Prompt =>
Can you change every "volume-bar" to "vol-bar" in the records, starting at the first line and stopping after the line that contains "candle-body bbox=[243, 354, 246, 356]", and leave everything else unchanged?

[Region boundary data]
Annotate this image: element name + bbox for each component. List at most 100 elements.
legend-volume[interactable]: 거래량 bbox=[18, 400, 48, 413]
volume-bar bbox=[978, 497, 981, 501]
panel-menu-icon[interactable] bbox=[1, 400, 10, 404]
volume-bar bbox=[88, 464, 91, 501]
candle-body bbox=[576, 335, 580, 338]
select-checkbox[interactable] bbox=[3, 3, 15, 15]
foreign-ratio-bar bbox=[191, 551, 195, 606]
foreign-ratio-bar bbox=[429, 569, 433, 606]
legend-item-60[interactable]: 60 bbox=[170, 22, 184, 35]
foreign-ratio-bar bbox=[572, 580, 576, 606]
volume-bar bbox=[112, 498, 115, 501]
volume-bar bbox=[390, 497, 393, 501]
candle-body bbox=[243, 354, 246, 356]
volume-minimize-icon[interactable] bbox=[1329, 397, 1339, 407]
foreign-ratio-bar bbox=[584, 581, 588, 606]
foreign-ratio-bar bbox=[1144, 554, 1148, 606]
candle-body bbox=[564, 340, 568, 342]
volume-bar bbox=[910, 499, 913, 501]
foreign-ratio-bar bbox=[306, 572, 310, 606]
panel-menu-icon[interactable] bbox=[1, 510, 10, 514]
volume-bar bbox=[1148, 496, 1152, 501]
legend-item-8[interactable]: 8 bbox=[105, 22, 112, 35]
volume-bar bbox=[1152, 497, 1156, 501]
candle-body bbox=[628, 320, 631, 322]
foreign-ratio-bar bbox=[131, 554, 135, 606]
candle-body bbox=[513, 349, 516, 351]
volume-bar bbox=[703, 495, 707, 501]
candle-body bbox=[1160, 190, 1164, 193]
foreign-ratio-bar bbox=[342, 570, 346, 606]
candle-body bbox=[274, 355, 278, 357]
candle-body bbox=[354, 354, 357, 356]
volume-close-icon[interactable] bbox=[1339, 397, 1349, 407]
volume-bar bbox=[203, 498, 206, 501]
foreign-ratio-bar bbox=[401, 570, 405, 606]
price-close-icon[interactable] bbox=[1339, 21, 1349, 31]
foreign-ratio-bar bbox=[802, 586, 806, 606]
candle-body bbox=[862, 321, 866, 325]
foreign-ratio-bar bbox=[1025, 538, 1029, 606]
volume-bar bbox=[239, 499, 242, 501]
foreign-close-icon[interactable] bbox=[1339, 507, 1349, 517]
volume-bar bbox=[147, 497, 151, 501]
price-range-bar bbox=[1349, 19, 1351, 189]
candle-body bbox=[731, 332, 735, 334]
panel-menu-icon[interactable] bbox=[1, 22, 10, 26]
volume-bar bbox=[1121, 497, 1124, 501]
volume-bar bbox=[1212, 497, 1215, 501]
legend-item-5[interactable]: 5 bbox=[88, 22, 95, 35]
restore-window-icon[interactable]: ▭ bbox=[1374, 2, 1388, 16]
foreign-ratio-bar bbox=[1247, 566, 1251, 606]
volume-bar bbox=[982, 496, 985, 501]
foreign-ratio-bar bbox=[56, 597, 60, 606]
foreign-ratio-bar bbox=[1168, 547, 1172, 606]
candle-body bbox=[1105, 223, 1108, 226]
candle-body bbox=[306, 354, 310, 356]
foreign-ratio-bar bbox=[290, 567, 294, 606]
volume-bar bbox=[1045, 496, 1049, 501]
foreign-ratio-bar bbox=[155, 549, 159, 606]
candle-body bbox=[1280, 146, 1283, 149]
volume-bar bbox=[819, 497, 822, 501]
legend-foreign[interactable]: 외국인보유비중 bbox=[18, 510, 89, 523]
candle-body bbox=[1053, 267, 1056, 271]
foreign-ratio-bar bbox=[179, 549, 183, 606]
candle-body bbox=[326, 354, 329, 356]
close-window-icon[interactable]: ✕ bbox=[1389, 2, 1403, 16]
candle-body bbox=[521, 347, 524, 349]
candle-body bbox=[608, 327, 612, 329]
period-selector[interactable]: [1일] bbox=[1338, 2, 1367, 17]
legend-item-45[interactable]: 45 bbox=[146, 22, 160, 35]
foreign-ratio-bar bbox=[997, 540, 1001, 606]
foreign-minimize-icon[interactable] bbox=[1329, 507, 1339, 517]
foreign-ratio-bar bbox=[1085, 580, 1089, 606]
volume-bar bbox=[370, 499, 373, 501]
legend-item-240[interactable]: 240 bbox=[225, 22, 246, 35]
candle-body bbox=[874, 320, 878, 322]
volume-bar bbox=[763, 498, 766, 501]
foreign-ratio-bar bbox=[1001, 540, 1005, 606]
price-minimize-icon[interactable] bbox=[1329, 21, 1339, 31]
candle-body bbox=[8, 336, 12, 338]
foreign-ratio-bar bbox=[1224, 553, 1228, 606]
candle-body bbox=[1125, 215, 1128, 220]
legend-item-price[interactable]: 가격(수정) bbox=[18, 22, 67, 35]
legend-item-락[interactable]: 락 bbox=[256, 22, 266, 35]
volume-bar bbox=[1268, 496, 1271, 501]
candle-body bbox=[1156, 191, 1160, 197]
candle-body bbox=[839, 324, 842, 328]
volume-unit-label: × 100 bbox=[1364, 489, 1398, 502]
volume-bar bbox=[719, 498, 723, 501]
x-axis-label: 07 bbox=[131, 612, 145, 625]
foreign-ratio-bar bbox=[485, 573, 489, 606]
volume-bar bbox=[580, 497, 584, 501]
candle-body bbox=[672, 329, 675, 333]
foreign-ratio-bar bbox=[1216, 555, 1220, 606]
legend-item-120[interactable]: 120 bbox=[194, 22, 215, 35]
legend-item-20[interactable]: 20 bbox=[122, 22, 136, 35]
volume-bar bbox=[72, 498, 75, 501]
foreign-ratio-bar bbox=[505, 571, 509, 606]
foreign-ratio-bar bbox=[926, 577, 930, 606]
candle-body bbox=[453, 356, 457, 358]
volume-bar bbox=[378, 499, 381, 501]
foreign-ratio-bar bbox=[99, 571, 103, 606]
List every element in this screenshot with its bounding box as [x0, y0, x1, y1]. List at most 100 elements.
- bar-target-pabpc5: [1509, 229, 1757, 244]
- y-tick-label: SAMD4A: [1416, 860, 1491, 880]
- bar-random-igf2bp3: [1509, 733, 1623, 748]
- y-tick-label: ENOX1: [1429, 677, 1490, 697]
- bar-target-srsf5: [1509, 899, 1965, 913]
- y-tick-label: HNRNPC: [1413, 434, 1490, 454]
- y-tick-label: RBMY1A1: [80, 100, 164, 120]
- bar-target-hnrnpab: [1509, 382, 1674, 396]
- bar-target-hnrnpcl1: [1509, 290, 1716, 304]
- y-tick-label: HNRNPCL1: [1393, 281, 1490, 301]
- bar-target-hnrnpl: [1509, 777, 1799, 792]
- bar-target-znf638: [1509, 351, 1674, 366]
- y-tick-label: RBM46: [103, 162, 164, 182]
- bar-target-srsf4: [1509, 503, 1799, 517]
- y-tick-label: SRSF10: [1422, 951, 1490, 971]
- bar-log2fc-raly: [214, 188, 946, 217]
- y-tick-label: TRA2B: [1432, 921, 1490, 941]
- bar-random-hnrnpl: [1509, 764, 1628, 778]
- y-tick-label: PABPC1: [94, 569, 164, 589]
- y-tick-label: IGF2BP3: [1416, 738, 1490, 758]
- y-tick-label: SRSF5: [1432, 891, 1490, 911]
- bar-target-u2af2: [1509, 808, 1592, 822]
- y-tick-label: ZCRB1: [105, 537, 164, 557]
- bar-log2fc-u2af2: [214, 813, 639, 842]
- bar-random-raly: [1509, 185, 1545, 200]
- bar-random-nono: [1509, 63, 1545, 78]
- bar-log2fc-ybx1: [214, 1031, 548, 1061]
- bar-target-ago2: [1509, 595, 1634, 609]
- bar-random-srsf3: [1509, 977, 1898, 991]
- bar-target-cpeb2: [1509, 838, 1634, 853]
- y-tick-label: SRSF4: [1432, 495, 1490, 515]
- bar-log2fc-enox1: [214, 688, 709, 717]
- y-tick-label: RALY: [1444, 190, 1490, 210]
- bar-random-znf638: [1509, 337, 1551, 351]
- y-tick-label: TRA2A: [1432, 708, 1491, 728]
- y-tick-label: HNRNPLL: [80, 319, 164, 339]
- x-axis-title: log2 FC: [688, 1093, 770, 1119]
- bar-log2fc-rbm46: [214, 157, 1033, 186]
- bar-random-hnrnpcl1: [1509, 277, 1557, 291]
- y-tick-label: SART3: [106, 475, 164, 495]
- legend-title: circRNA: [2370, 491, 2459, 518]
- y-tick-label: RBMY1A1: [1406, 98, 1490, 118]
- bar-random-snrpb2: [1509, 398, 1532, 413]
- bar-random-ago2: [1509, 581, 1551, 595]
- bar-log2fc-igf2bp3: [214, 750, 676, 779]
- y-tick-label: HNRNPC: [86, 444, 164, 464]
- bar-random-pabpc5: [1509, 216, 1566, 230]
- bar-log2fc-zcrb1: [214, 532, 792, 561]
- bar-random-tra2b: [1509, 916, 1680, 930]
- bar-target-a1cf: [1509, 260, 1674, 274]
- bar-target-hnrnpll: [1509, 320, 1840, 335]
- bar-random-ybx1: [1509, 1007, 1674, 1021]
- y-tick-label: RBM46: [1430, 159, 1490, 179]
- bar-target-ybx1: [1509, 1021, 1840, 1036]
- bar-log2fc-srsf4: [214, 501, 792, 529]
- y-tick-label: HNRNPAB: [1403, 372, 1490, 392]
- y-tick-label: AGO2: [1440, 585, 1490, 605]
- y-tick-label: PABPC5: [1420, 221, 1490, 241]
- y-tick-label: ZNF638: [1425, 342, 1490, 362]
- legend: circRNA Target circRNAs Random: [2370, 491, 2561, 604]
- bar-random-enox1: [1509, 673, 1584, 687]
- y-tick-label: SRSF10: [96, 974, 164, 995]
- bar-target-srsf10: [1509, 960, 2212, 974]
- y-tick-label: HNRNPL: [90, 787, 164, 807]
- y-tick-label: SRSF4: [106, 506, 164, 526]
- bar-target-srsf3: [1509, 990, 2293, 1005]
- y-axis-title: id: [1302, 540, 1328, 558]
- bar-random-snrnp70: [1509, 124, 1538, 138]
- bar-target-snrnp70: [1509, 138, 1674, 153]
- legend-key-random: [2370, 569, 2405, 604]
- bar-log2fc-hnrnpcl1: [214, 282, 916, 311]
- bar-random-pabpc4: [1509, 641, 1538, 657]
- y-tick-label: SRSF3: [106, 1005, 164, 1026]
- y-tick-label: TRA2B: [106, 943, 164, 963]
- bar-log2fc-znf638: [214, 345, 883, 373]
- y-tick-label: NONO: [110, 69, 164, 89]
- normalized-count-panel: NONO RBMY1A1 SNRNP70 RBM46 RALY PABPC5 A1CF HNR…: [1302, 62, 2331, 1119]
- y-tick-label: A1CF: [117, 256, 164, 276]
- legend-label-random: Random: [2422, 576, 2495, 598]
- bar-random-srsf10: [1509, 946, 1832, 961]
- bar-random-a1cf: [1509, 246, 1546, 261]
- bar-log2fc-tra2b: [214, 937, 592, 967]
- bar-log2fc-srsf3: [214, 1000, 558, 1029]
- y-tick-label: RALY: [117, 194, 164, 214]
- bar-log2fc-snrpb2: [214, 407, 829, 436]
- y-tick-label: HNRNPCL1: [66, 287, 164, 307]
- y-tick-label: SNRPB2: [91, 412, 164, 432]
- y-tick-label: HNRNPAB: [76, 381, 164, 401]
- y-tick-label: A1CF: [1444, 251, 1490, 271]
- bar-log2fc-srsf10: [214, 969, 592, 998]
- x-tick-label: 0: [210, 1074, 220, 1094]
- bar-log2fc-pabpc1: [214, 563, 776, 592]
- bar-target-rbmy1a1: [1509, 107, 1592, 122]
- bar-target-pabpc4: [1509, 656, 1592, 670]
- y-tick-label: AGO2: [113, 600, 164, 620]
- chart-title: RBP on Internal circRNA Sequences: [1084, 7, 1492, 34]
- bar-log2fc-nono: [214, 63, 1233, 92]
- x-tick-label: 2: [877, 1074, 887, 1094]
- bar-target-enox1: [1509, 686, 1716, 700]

Response for this exercise =>
Annotate this image: element name + bbox for each component. List at most 100 elements.
legend-volume[interactable]: 거래량 bbox=[18, 400, 48, 413]
vol-bar bbox=[978, 497, 981, 501]
panel-menu-icon[interactable] bbox=[1, 400, 10, 404]
vol-bar bbox=[88, 464, 91, 501]
candle-body bbox=[576, 335, 580, 338]
select-checkbox[interactable] bbox=[3, 3, 15, 15]
foreign-ratio-bar bbox=[191, 551, 195, 606]
foreign-ratio-bar bbox=[429, 569, 433, 606]
legend-item-60[interactable]: 60 bbox=[170, 22, 184, 35]
foreign-ratio-bar bbox=[572, 580, 576, 606]
vol-bar bbox=[112, 498, 115, 501]
vol-bar bbox=[390, 497, 393, 501]
candle-body bbox=[243, 354, 246, 356]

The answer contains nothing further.